Start of Data shown

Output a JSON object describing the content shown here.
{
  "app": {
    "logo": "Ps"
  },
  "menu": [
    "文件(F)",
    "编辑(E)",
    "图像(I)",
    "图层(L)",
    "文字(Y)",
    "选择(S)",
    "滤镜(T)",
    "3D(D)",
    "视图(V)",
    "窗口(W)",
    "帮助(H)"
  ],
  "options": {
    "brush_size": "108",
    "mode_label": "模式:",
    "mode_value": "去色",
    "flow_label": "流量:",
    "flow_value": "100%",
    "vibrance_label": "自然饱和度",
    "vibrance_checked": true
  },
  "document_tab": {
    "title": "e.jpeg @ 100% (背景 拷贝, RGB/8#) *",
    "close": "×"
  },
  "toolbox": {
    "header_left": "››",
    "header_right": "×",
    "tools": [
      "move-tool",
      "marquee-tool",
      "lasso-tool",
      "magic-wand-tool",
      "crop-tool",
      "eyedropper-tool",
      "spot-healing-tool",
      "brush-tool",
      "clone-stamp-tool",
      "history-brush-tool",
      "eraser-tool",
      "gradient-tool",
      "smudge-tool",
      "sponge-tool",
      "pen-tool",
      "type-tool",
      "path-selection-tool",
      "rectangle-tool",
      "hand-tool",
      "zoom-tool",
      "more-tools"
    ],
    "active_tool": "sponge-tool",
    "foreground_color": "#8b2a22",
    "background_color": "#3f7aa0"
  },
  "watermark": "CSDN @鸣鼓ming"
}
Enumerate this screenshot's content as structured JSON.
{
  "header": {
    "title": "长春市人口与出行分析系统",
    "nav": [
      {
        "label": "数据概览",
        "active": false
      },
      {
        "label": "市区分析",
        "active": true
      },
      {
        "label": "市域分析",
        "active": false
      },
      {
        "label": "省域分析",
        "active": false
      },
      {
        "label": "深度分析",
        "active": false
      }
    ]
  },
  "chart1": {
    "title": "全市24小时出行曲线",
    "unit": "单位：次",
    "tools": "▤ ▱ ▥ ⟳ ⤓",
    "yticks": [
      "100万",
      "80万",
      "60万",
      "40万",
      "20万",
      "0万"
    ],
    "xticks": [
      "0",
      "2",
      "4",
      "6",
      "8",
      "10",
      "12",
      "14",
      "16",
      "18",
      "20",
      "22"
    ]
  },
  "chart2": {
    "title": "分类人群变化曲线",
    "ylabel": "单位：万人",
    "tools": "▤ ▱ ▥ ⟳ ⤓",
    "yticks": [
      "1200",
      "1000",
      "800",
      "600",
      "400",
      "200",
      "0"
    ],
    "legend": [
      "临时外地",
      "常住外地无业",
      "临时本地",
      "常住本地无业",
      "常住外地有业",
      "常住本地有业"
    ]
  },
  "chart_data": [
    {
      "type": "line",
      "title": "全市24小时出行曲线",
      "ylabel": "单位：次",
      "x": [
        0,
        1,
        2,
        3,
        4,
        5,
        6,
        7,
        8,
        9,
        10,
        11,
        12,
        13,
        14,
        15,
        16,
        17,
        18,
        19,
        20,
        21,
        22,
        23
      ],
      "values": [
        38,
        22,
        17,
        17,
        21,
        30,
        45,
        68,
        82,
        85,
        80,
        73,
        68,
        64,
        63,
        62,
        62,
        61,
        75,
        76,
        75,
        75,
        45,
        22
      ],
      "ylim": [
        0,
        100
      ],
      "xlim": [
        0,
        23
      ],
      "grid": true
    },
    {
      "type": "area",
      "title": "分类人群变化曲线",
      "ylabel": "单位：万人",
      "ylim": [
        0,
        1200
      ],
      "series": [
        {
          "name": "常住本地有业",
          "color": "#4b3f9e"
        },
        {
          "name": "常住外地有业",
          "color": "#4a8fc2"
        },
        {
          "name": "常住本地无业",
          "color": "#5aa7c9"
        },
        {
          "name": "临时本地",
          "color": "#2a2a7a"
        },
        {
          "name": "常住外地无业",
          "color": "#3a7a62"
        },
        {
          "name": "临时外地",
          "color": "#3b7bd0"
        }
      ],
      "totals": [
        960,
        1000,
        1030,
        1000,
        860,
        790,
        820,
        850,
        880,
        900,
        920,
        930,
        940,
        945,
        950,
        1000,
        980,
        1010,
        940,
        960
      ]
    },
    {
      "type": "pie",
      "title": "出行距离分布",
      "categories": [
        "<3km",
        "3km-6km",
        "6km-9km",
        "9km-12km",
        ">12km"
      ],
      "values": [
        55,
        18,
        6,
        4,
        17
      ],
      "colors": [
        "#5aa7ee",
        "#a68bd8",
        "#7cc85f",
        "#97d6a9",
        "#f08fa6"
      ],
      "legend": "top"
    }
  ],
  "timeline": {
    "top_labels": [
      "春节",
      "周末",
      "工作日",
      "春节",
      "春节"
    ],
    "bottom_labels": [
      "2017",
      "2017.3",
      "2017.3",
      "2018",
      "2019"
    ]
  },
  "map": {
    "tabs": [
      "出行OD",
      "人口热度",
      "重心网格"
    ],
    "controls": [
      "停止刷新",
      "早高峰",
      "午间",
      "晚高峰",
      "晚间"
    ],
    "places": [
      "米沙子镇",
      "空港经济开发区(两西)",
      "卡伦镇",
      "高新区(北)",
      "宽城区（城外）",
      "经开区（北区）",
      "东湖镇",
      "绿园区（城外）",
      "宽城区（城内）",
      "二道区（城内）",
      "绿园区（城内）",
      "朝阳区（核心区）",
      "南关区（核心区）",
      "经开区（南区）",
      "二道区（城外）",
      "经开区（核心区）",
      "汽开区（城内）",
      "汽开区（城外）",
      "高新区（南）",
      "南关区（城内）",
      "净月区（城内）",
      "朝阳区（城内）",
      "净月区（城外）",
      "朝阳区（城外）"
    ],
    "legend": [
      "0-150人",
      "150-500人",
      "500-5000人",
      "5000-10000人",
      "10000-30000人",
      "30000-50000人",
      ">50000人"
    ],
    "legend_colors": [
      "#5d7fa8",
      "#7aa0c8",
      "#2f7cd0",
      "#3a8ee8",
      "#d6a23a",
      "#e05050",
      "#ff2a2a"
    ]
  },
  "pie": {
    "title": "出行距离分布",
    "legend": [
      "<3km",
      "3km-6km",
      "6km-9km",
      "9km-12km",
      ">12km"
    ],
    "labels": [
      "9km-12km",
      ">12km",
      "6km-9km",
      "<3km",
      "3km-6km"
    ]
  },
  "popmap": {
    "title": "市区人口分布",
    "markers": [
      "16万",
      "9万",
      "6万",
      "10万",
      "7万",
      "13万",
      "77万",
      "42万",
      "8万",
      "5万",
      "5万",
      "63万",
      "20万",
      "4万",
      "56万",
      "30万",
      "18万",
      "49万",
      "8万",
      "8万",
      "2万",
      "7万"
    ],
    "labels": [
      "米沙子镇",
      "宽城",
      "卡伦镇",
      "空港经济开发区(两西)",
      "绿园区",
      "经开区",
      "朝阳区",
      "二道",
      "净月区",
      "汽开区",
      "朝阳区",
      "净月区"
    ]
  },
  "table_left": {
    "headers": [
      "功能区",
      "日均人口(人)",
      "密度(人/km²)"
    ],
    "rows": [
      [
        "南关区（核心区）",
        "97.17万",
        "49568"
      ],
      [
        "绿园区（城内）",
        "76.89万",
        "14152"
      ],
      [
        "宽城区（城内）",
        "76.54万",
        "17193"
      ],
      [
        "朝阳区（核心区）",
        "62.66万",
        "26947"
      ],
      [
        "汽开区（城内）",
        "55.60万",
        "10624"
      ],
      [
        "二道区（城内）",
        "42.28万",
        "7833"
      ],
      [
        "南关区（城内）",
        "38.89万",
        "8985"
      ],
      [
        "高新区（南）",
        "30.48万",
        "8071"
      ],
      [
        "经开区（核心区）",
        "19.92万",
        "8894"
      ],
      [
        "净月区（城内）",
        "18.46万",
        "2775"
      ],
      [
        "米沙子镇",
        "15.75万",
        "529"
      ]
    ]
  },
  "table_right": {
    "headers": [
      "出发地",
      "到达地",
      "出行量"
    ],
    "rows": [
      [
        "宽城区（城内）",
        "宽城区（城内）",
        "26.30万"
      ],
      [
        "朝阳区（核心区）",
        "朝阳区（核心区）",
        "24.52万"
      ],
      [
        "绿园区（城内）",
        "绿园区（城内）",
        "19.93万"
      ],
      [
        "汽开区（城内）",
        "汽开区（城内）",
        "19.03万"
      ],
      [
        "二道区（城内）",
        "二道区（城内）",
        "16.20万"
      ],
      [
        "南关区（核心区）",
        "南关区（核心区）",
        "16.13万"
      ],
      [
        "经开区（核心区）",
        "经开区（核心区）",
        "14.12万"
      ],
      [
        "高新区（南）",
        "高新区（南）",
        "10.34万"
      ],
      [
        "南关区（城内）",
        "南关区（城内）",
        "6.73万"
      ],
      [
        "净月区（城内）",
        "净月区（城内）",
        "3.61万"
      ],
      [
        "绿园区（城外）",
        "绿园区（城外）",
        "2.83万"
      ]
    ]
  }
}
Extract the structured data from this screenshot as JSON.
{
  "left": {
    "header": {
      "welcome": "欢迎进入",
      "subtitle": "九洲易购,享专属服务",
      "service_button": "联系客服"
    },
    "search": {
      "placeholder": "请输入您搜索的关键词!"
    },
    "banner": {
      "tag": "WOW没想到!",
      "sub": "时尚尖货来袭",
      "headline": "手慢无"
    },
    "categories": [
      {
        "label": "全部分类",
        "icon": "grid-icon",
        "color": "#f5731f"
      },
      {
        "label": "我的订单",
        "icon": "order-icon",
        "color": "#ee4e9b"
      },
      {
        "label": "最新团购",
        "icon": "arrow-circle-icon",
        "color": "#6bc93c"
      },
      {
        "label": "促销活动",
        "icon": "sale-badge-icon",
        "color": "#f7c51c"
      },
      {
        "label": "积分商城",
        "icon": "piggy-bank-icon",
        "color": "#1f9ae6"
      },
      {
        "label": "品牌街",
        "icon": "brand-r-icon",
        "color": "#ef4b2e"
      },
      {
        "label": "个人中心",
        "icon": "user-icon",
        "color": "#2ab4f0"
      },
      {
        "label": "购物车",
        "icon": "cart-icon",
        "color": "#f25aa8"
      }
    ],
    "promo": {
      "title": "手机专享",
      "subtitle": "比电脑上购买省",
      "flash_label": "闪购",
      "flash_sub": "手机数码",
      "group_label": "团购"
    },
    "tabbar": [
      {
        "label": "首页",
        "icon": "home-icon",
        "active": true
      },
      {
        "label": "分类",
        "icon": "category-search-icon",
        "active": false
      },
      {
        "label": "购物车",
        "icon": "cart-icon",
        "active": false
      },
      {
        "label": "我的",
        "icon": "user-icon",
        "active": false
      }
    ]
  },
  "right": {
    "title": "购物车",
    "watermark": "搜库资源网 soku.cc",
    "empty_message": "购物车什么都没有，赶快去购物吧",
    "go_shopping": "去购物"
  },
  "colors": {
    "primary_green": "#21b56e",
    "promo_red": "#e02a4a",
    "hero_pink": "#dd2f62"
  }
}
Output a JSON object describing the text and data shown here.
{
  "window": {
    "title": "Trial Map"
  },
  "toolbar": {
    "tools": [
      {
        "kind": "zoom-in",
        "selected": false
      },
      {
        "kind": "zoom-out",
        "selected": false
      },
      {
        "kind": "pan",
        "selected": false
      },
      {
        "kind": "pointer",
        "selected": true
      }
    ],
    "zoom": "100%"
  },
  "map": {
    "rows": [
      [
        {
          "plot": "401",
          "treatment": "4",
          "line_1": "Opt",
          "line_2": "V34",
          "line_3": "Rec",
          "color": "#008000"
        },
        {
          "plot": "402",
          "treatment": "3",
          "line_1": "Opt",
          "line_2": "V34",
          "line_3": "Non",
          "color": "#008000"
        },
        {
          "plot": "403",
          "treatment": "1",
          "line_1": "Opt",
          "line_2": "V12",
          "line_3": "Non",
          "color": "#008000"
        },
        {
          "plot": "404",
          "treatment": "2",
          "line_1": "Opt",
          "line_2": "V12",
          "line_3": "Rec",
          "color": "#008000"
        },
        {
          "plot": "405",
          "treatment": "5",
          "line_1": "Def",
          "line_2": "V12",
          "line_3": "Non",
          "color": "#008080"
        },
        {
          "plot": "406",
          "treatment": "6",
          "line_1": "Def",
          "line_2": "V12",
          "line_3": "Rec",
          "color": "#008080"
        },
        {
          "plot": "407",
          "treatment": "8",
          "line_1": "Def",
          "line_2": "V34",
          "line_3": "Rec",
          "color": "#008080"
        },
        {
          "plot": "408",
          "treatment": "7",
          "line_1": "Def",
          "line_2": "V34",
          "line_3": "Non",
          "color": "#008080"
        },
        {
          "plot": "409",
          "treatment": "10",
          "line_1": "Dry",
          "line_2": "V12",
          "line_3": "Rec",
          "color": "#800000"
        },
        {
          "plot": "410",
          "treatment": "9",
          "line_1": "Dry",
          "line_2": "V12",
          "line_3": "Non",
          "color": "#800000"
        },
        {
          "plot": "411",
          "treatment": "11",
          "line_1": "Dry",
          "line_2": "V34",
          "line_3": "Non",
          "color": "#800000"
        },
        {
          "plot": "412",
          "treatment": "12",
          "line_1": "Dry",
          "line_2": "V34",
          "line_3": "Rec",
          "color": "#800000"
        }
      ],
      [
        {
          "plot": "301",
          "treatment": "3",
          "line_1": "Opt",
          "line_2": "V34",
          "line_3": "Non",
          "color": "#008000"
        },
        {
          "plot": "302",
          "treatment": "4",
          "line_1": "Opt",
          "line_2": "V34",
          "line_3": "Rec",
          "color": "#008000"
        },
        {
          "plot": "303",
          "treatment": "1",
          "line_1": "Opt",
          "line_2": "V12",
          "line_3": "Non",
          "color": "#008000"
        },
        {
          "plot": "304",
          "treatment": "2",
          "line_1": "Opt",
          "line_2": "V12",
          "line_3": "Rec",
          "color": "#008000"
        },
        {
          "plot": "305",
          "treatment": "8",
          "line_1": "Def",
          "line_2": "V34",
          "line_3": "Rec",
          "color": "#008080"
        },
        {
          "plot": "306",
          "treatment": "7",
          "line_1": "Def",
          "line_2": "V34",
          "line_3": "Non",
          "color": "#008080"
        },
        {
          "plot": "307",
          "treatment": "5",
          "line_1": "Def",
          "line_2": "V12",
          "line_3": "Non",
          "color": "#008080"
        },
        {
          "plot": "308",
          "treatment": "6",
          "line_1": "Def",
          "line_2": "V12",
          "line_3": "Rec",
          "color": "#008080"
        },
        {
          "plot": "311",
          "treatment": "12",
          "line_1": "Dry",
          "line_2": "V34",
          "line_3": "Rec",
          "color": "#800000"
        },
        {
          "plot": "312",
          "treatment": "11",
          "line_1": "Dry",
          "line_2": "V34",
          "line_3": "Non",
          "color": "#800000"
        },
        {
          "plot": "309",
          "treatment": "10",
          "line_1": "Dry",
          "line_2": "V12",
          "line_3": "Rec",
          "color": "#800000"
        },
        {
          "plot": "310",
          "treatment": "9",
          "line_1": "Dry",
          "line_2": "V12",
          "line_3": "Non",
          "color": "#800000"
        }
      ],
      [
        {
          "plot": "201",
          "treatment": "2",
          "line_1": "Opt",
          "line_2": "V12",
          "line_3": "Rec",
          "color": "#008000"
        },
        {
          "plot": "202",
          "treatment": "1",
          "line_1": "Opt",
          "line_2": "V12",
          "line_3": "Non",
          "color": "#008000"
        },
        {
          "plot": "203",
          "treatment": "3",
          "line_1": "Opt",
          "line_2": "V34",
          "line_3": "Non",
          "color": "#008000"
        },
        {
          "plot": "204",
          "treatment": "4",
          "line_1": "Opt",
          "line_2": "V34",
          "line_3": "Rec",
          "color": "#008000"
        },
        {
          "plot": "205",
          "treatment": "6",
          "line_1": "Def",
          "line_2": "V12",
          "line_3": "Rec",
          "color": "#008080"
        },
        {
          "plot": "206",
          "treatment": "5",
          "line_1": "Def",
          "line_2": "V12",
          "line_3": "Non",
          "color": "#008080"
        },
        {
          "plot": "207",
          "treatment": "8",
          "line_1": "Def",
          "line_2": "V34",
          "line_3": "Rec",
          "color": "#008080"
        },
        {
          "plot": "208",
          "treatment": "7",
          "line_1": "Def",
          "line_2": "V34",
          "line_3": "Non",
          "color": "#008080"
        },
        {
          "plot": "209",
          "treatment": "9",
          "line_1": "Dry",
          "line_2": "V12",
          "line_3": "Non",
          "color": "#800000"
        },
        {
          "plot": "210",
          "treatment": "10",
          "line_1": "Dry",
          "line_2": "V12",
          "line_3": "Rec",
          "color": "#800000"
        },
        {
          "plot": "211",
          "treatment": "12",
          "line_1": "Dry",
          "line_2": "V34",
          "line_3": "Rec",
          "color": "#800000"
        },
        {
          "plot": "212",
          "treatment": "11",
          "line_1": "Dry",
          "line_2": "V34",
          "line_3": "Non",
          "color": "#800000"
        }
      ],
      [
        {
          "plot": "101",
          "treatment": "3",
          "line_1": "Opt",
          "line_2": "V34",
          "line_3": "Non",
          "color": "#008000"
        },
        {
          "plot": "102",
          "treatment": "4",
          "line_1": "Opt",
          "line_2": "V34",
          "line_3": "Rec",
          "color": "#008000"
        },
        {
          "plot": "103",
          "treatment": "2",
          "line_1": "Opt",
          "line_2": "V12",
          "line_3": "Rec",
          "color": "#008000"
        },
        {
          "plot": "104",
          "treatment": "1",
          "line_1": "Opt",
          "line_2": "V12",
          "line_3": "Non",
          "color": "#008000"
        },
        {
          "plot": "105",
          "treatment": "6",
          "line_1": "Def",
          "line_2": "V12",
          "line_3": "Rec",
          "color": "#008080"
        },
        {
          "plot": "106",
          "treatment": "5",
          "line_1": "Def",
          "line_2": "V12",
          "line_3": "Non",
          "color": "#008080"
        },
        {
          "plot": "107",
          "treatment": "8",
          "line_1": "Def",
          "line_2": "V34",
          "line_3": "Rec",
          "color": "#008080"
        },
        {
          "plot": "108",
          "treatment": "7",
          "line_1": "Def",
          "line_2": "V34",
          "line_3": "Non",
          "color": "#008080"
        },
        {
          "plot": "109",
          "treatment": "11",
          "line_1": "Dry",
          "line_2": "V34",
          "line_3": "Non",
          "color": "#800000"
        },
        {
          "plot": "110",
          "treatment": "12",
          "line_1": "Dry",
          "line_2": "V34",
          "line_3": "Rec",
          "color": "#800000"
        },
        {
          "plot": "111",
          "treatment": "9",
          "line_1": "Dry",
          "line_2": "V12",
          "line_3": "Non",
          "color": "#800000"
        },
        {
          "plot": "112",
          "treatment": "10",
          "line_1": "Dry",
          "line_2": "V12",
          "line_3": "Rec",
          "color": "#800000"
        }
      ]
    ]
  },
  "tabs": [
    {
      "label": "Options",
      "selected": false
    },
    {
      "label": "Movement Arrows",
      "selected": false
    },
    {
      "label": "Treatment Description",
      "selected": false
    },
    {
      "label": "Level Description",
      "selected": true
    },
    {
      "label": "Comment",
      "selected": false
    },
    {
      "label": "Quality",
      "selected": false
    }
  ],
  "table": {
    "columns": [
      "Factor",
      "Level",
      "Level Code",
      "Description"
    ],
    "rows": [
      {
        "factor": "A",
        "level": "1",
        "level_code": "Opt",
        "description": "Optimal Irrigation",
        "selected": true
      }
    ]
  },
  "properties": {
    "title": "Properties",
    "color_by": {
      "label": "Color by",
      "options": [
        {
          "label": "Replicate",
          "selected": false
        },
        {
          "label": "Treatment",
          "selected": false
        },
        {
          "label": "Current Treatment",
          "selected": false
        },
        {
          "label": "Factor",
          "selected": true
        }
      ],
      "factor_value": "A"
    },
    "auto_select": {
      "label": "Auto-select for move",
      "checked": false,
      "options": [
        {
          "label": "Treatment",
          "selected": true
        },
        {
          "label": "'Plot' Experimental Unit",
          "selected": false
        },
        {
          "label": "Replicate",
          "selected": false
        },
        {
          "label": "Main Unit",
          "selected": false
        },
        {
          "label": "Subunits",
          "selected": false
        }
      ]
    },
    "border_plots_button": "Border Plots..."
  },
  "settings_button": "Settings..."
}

End of Data shown

## Request
Copy every line from the entries that contains the word "describing".

## Reply
Output a JSON object describing the content shown here.
Output a JSON object describing the text and data shown here.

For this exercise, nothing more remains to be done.